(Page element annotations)
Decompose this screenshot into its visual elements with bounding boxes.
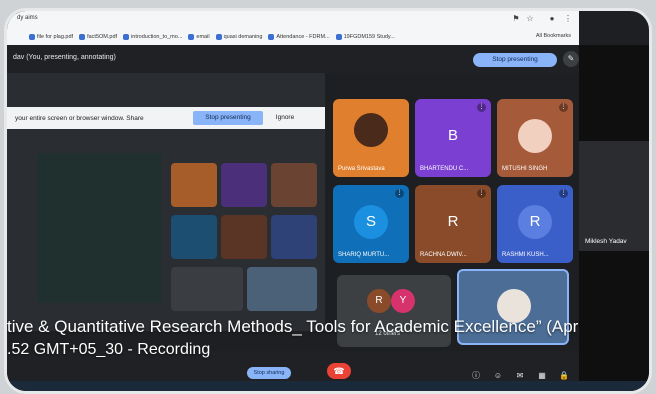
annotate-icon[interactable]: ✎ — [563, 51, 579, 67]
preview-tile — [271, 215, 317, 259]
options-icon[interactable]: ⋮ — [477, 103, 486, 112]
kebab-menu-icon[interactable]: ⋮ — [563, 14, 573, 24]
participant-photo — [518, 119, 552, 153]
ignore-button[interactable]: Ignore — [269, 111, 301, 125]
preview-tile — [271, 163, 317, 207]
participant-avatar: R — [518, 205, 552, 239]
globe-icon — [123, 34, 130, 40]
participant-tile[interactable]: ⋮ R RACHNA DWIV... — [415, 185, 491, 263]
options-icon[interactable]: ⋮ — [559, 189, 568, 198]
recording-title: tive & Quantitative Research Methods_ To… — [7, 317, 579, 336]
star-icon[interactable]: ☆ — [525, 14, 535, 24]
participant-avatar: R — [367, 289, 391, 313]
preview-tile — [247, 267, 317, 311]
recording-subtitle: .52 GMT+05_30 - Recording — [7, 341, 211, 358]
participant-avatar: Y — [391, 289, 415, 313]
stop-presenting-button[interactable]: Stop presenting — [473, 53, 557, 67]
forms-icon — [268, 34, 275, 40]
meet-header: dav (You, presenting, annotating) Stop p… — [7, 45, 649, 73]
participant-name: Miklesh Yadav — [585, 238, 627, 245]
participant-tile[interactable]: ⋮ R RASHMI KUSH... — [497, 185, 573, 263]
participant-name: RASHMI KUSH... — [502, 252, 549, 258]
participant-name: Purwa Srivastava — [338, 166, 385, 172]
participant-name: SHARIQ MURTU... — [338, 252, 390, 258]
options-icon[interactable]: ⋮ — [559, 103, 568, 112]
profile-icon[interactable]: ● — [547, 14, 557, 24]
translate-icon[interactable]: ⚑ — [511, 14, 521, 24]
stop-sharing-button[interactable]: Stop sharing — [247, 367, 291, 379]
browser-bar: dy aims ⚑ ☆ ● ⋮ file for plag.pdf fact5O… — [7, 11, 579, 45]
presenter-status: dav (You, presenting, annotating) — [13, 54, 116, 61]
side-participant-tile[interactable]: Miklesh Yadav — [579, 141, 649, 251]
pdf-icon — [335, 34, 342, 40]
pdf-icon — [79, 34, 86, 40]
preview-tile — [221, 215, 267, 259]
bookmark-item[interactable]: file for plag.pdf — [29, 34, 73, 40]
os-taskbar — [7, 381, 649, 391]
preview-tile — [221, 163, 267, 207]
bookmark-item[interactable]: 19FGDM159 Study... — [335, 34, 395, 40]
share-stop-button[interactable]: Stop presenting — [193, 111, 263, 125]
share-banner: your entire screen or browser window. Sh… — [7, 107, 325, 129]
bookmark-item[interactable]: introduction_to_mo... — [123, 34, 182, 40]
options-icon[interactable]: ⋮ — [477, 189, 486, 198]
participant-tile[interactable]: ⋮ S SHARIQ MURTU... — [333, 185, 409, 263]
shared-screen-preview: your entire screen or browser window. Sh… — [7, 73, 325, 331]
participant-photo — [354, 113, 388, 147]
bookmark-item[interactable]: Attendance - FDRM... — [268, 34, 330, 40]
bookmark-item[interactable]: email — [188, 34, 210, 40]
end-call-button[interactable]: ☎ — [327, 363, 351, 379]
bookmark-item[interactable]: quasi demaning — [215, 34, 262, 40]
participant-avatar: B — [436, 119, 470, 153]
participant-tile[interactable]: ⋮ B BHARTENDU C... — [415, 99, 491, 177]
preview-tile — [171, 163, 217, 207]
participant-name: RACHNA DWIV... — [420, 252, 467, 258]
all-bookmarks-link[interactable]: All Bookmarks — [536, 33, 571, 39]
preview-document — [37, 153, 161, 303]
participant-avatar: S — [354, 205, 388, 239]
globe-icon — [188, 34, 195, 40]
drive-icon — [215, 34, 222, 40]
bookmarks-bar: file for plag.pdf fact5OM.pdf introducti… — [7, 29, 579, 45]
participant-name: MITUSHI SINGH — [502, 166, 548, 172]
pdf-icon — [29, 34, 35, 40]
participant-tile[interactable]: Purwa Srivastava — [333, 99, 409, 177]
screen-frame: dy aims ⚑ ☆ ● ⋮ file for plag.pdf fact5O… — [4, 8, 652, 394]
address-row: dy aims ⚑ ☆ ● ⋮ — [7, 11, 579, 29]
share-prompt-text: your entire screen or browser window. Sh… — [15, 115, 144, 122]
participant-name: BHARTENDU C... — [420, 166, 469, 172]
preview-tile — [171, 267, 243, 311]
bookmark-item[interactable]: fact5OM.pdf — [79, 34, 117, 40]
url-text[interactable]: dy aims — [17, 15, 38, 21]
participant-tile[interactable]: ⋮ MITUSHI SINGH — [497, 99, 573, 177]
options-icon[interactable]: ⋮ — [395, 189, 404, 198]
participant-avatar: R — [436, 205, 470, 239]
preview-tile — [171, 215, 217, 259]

**Given problem**. Copy out every line of the entries above word for word, leaving out the pictures.

**Final result**.
Decompose this screenshot into its visual elements with bounding boxes.
annotate-icon[interactable]: ✎ — [563, 51, 579, 67]
preview-tile — [271, 215, 317, 259]
options-icon[interactable]: ⋮ — [477, 103, 486, 112]
kebab-menu-icon[interactable]: ⋮ — [563, 14, 573, 24]
participant-photo — [518, 119, 552, 153]
ignore-button[interactable]: Ignore — [269, 111, 301, 125]
preview-tile — [271, 163, 317, 207]
participant-avatar: R — [518, 205, 552, 239]
globe-icon — [123, 34, 130, 40]
participant-tile[interactable]: ⋮ R RACHNA DWIV... — [415, 185, 491, 263]
options-icon[interactable]: ⋮ — [559, 189, 568, 198]
recording-title: tive & Quantitative Research Methods_ To… — [7, 317, 579, 336]
star-icon[interactable]: ☆ — [525, 14, 535, 24]
participant-avatar: R — [367, 289, 391, 313]
preview-tile — [247, 267, 317, 311]
recording-subtitle: .52 GMT+05_30 - Recording — [7, 341, 211, 358]
participant-avatar: Y — [391, 289, 415, 313]
stop-presenting-button[interactable]: Stop presenting — [473, 53, 557, 67]
forms-icon — [268, 34, 275, 40]
meet-header: dav (You, presenting, annotating) Stop p… — [7, 45, 649, 73]
participant-name: Miklesh Yadav — [585, 238, 627, 245]
participant-tile[interactable]: ⋮ R RASHMI KUSH... — [497, 185, 573, 263]
participant-name: RASHMI KUSH... — [502, 252, 549, 258]
participant-name: Purwa Srivastava — [338, 166, 385, 172]
participant-name: SHARIQ MURTU... — [338, 252, 390, 258]
options-icon[interactable]: ⋮ — [559, 103, 568, 112]
profile-icon[interactable]: ● — [547, 14, 557, 24]
translate-icon[interactable]: ⚑ — [511, 14, 521, 24]
stop-sharing-button[interactable]: Stop sharing — [247, 367, 291, 379]
browser-bar: dy aims ⚑ ☆ ● ⋮ file for plag.pdf fact5O… — [7, 11, 579, 45]
presenter-status: dav (You, presenting, annotating) — [13, 54, 116, 61]
side-participant-tile[interactable]: Miklesh Yadav — [579, 141, 649, 251]
pdf-icon — [335, 34, 342, 40]
pdf-icon — [79, 34, 86, 40]
preview-tile — [221, 215, 267, 259]
bookmark-item[interactable]: file for plag.pdf — [29, 34, 73, 40]
os-taskbar — [7, 381, 649, 391]
preview-tile — [221, 163, 267, 207]
bookmark-item[interactable]: 19FGDM159 Study... — [335, 34, 395, 40]
share-stop-button[interactable]: Stop presenting — [193, 111, 263, 125]
share-banner: your entire screen or browser window. Sh… — [7, 107, 325, 129]
bookmark-item[interactable]: introduction_to_mo... — [123, 34, 182, 40]
options-icon[interactable]: ⋮ — [477, 189, 486, 198]
participant-tile[interactable]: ⋮ S SHARIQ MURTU... — [333, 185, 409, 263]
shared-screen-preview: your entire screen or browser window. Sh… — [7, 73, 325, 331]
participant-photo — [354, 113, 388, 147]
bookmark-item[interactable]: Attendance - FDRM... — [268, 34, 330, 40]
bookmark-item[interactable]: email — [188, 34, 210, 40]
end-call-button[interactable]: ☎ — [327, 363, 351, 379]
bookmark-item[interactable]: quasi demaning — [215, 34, 262, 40]
participant-avatar: B — [436, 119, 470, 153]
participant-tile[interactable]: ⋮ B BHARTENDU C... — [415, 99, 491, 177]
preview-tile — [171, 163, 217, 207]
participant-name: RACHNA DWIV... — [420, 252, 467, 258]
all-bookmarks-link[interactable]: All Bookmarks — [536, 33, 571, 39]
preview-document — [37, 153, 161, 303]
participant-avatar: S — [354, 205, 388, 239]
globe-icon — [188, 34, 195, 40]
drive-icon — [215, 34, 222, 40]
bookmarks-bar: file for plag.pdf fact5OM.pdf introducti… — [7, 29, 579, 45]
participant-name: MITUSHI SINGH — [502, 166, 548, 172]
pdf-icon — [29, 34, 35, 40]
participant-tile[interactable]: Purwa Srivastava — [333, 99, 409, 177]
screen-frame: dy aims ⚑ ☆ ● ⋮ file for plag.pdf fact5O… — [4, 8, 652, 394]
address-row: dy aims ⚑ ☆ ● ⋮ — [7, 11, 579, 29]
share-prompt-text: your entire screen or browser window. Sh… — [15, 115, 144, 122]
participant-name: BHARTENDU C... — [420, 166, 469, 172]
preview-tile — [171, 267, 243, 311]
bookmark-item[interactable]: fact5OM.pdf — [79, 34, 117, 40]
url-text[interactable]: dy aims — [17, 15, 38, 21]
participant-tile[interactable]: ⋮ MITUSHI SINGH — [497, 99, 573, 177]
options-icon[interactable]: ⋮ — [395, 189, 404, 198]
participant-avatar: R — [436, 205, 470, 239]
preview-tile — [171, 215, 217, 259]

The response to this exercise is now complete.